What you have to do –
List every line in this data where the string "cangiamento" occurs.

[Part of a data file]

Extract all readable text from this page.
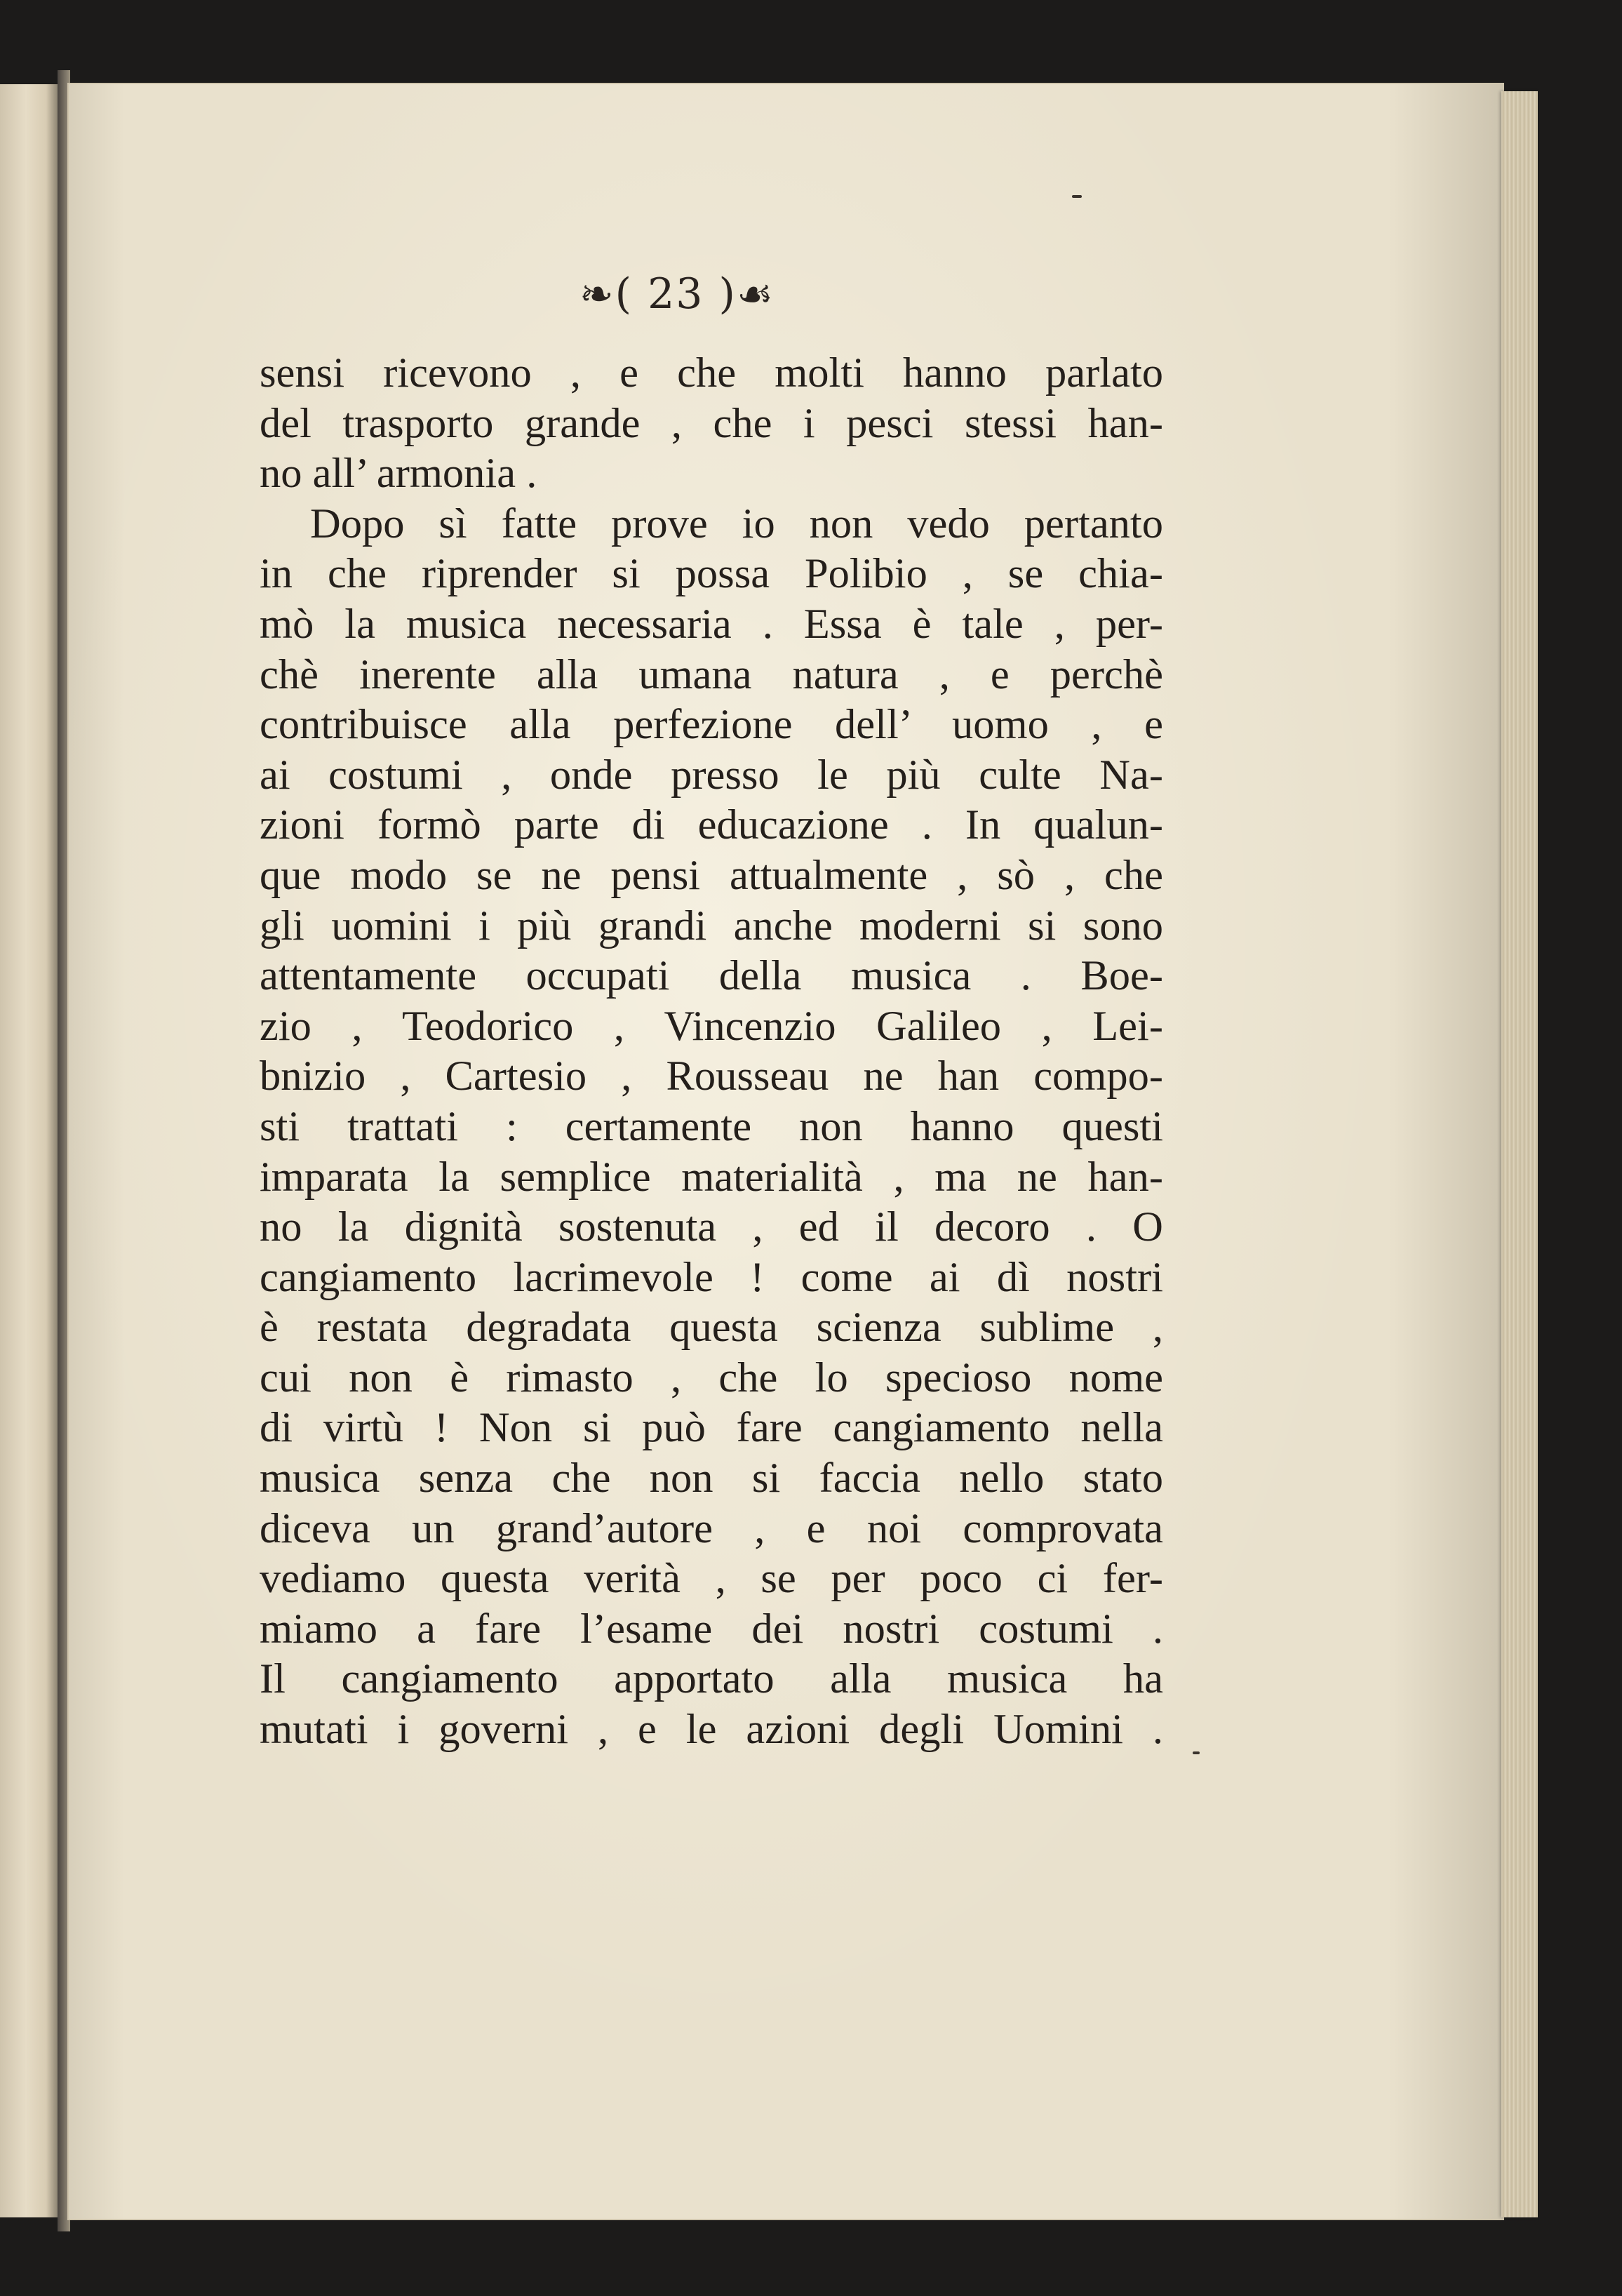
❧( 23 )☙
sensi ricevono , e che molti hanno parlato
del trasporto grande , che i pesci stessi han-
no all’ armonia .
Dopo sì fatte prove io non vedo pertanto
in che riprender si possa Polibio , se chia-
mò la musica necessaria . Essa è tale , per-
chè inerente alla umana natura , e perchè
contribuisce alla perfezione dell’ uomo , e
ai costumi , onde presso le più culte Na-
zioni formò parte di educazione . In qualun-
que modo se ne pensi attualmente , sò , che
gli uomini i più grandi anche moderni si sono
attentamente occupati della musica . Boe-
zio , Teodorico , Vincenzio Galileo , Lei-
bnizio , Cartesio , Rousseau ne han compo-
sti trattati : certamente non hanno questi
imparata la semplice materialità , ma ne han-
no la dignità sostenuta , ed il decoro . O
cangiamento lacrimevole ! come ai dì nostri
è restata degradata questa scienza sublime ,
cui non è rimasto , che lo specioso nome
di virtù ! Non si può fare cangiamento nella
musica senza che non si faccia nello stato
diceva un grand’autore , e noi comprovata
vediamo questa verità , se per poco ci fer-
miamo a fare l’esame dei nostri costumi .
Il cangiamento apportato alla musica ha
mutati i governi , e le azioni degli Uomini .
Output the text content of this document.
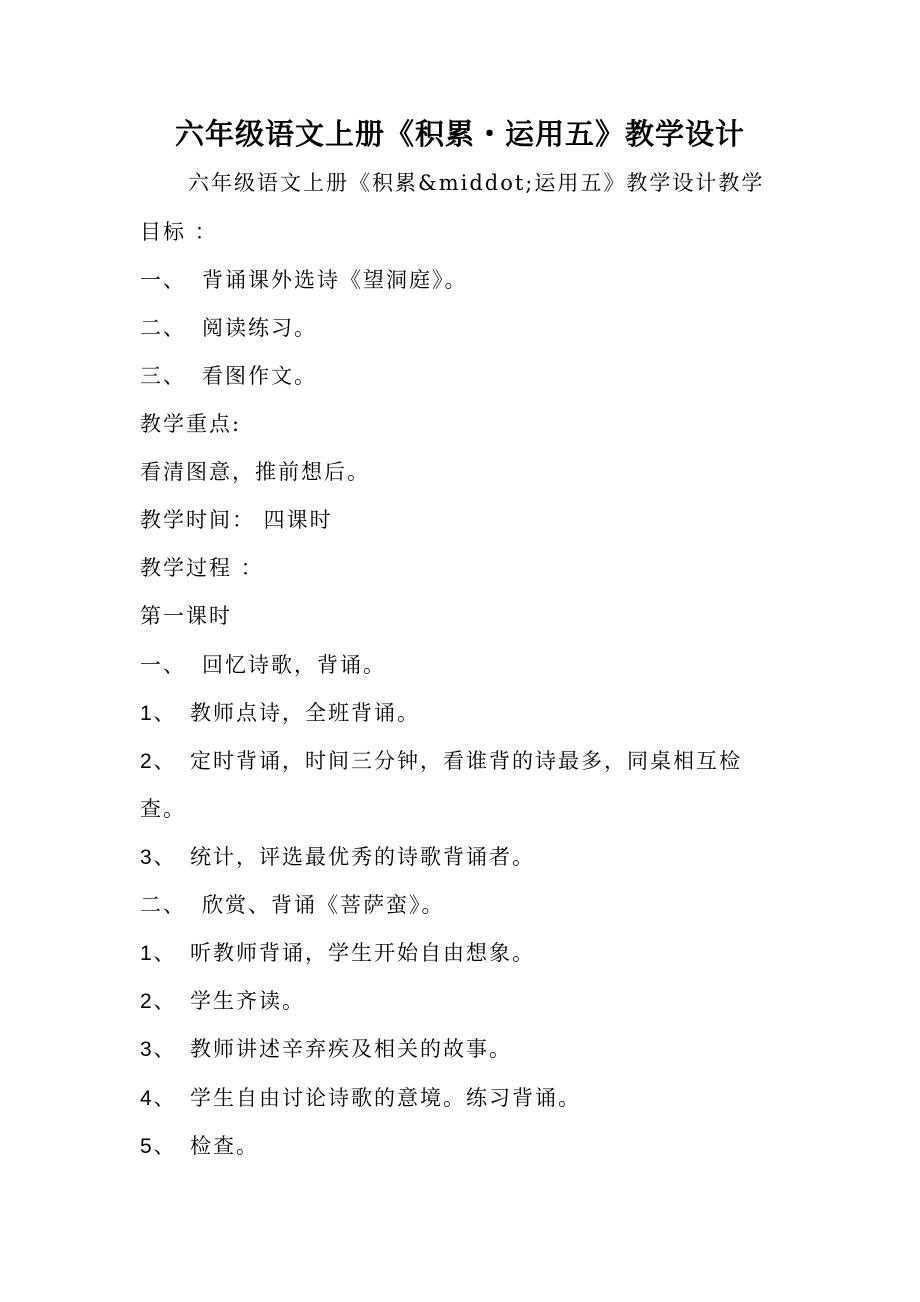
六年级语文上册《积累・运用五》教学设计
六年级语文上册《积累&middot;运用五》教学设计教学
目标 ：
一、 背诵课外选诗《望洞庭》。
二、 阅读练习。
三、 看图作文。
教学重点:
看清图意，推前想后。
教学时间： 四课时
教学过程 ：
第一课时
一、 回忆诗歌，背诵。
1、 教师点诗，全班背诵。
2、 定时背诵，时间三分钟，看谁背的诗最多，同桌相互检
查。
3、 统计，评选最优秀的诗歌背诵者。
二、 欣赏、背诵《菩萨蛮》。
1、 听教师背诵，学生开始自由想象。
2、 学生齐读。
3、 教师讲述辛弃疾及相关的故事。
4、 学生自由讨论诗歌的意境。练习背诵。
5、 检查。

Right answer –
cangiamento lacrimevole ! come ai dì nostri
di virtù ! Non si può fare cangiamento nella
Il cangiamento apportato alla musica ha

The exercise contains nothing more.